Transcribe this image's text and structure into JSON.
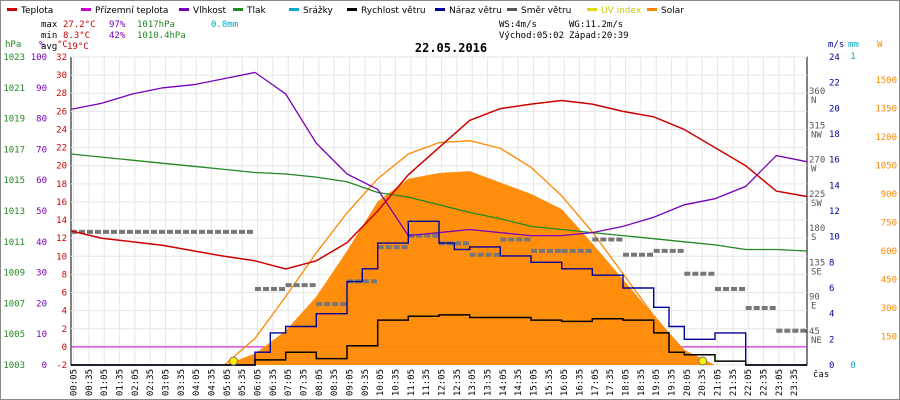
{
  "chart_data": {
    "type": "line",
    "title": "22.05.2016",
    "legend": [
      {
        "name": "Teplota",
        "color": "#cc0000"
      },
      {
        "name": "Přízemní teplota",
        "color": "#cc00cc"
      },
      {
        "name": "Vlhkost",
        "color": "#7700bb"
      },
      {
        "name": "Tlak",
        "color": "#228822"
      },
      {
        "name": "Srážky",
        "color": "#00aacc"
      },
      {
        "name": "Rychlost větru",
        "color": "#000000"
      },
      {
        "name": "Náraz větru",
        "color": "#000099"
      },
      {
        "name": "Směr větru",
        "color": "#555555"
      },
      {
        "name": "UV index",
        "color": "#dddd00"
      },
      {
        "name": "Solar",
        "color": "#ff8800"
      }
    ],
    "stats": {
      "max_label": "max",
      "max_temp": "27.2°C",
      "max_hum": "97%",
      "max_press": "1017hPa",
      "max_rain": "0.0mm",
      "min_label": "min",
      "min_temp": "8.3°C",
      "min_hum": "42%",
      "min_press": "1010.4hPa",
      "avg_label": "avg",
      "avg_temp": "19°C",
      "ws": "WS:4m/s",
      "wg": "WG:11.2m/s",
      "sunrise": "Východ:05:02",
      "sunset": "Západ:20:39"
    },
    "axes": {
      "press": {
        "unit": "hPa",
        "ticks": [
          "1023",
          "1021",
          "1019",
          "1017",
          "1015",
          "1013",
          "1011",
          "1009",
          "1007",
          "1005",
          "1003"
        ],
        "color": "#228822"
      },
      "hum": {
        "unit": "%",
        "ticks": [
          "100",
          "90",
          "80",
          "70",
          "60",
          "50",
          "40",
          "30",
          "20",
          "10",
          "0"
        ],
        "color": "#7700bb"
      },
      "temp": {
        "unit": "°C",
        "ticks": [
          "32",
          "30",
          "28",
          "26",
          "24",
          "22",
          "20",
          "18",
          "16",
          "14",
          "12",
          "10",
          "8",
          "6",
          "4",
          "2",
          "0",
          "-2"
        ],
        "color": "#cc0000"
      },
      "dir": {
        "ticks": [
          "360",
          "N",
          "315",
          "NW",
          "270",
          "W",
          "225",
          "SW",
          "180",
          "S",
          "135",
          "SE",
          "90",
          "E",
          "45",
          "NE"
        ],
        "color": "#555555"
      },
      "wind": {
        "unit": "m/s",
        "ticks": [
          "24",
          "22",
          "20",
          "18",
          "16",
          "14",
          "12",
          "10",
          "8",
          "6",
          "4",
          "2",
          "0"
        ],
        "color": "#000099"
      },
      "rain": {
        "unit": "mm",
        "ticks": [
          "1",
          "0"
        ],
        "color": "#00aacc"
      },
      "solar": {
        "unit": "W",
        "ticks": [
          "1500",
          "1350",
          "1200",
          "1050",
          "900",
          "750",
          "600",
          "450",
          "300",
          "150"
        ],
        "color": "#ff8800"
      },
      "x_unit": "čas",
      "x_ticks": [
        "00:05",
        "00:35",
        "01:05",
        "01:35",
        "02:05",
        "02:35",
        "03:05",
        "03:35",
        "04:05",
        "04:35",
        "05:05",
        "05:35",
        "06:05",
        "06:35",
        "07:05",
        "07:35",
        "08:05",
        "08:35",
        "09:05",
        "09:35",
        "10:05",
        "10:35",
        "11:05",
        "11:35",
        "12:05",
        "12:35",
        "13:05",
        "13:35",
        "14:05",
        "14:35",
        "15:05",
        "15:35",
        "16:05",
        "16:35",
        "17:05",
        "17:35",
        "18:05",
        "18:35",
        "19:05",
        "19:35",
        "20:05",
        "20:35",
        "21:05",
        "21:35",
        "22:05",
        "22:35",
        "23:05",
        "23:35"
      ]
    },
    "series": {
      "temperature_C": {
        "x": [
          0,
          1,
          2,
          3,
          4,
          5,
          6,
          7,
          8,
          9,
          10,
          11,
          12,
          13,
          14,
          15,
          16,
          17,
          18,
          19,
          20,
          21,
          22,
          23,
          24
        ],
        "y": [
          12.8,
          12.0,
          11.6,
          11.2,
          10.6,
          10.0,
          9.5,
          8.6,
          9.5,
          11.5,
          15.0,
          19.0,
          22.0,
          25.0,
          26.3,
          26.8,
          27.2,
          26.8,
          26.0,
          25.4,
          24.0,
          22.0,
          20.0,
          17.2,
          16.6
        ]
      },
      "humidity_pct": {
        "x": [
          0,
          1,
          2,
          3,
          4,
          5,
          6,
          7,
          8,
          9,
          10,
          11,
          12,
          13,
          14,
          15,
          16,
          17,
          18,
          19,
          20,
          21,
          22,
          23,
          24
        ],
        "y": [
          83,
          85,
          88,
          90,
          91,
          93,
          95,
          88,
          72,
          62,
          57,
          42,
          43,
          44,
          43,
          42,
          42,
          43,
          45,
          48,
          52,
          54,
          58,
          68,
          66
        ]
      },
      "pressure_hPa": {
        "x": [
          0,
          1,
          2,
          3,
          4,
          5,
          6,
          7,
          8,
          9,
          10,
          11,
          12,
          13,
          14,
          15,
          16,
          17,
          18,
          19,
          20,
          21,
          22,
          23,
          24
        ],
        "y": [
          1016.7,
          1016.5,
          1016.3,
          1016.1,
          1015.9,
          1015.7,
          1015.5,
          1015.4,
          1015.2,
          1014.9,
          1014.2,
          1013.9,
          1013.4,
          1012.9,
          1012.5,
          1012.0,
          1011.8,
          1011.6,
          1011.4,
          1011.2,
          1011.0,
          1010.8,
          1010.5,
          1010.5,
          1010.4
        ]
      },
      "wind_speed_ms": {
        "x": [
          0,
          5,
          6,
          7,
          8,
          9,
          10,
          11,
          12,
          13,
          14,
          15,
          16,
          17,
          18,
          19,
          19.5,
          20,
          21,
          22,
          24
        ],
        "y": [
          0,
          0,
          0.4,
          1.0,
          0.5,
          1.5,
          3.5,
          3.8,
          3.9,
          3.7,
          3.7,
          3.5,
          3.4,
          3.6,
          3.5,
          2.5,
          1.0,
          0.8,
          0.3,
          0,
          0
        ]
      },
      "wind_gust_ms": {
        "x": [
          0,
          5,
          6,
          6.5,
          7,
          8,
          9,
          9.5,
          10,
          11,
          12,
          12.5,
          13,
          14,
          15,
          16,
          17,
          18,
          19,
          19.5,
          20,
          21,
          22,
          24
        ],
        "y": [
          0,
          0,
          1.0,
          2.5,
          3.0,
          4.0,
          6.5,
          7.5,
          9.5,
          11.2,
          9.5,
          9.0,
          9.2,
          8.5,
          8.0,
          7.5,
          7.0,
          6.0,
          4.5,
          3.0,
          2.0,
          2.5,
          0,
          0
        ]
      },
      "wind_dir_deg": {
        "x": [
          0,
          6,
          7,
          8,
          9,
          10,
          11,
          12,
          13,
          14,
          15,
          16,
          17,
          18,
          19,
          20,
          21,
          22,
          23
        ],
        "y": [
          175,
          100,
          105,
          80,
          110,
          155,
          170,
          160,
          145,
          165,
          150,
          150,
          165,
          145,
          150,
          120,
          100,
          75,
          45
        ]
      },
      "solar_Wm2": {
        "x": [
          5,
          6,
          7,
          8,
          9,
          10,
          11,
          12,
          13,
          14,
          15,
          16,
          17,
          18,
          19,
          20,
          21
        ],
        "y": [
          0,
          60,
          180,
          360,
          600,
          860,
          980,
          1010,
          1020,
          960,
          900,
          820,
          640,
          450,
          260,
          80,
          0
        ]
      },
      "solar_theoretical_Wm2": {
        "x": [
          5,
          6,
          7,
          8,
          9,
          10,
          11,
          12,
          13,
          14,
          15,
          16,
          17,
          18,
          19,
          20,
          20.6
        ],
        "y": [
          0,
          140,
          360,
          590,
          800,
          980,
          1110,
          1170,
          1180,
          1140,
          1040,
          890,
          700,
          480,
          260,
          70,
          0
        ]
      },
      "uv_markers_h": [
        5.3,
        20.6
      ]
    }
  }
}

# PROBLEM DETAILS:
Among the lines of the material, find those that hold the word "name" and copy them.

# FINAL ANSWER:
        "name": "Teplota",
        "name": "Přízemní teplota",
        "name": "Vlhkost",
        "name": "Tlak",
        "name": "Srážky",
        "name": "Rychlost větru",
        "name": "Náraz větru",
        "name": "Směr větru",
        "name": "UV index",
        "name": "Solar",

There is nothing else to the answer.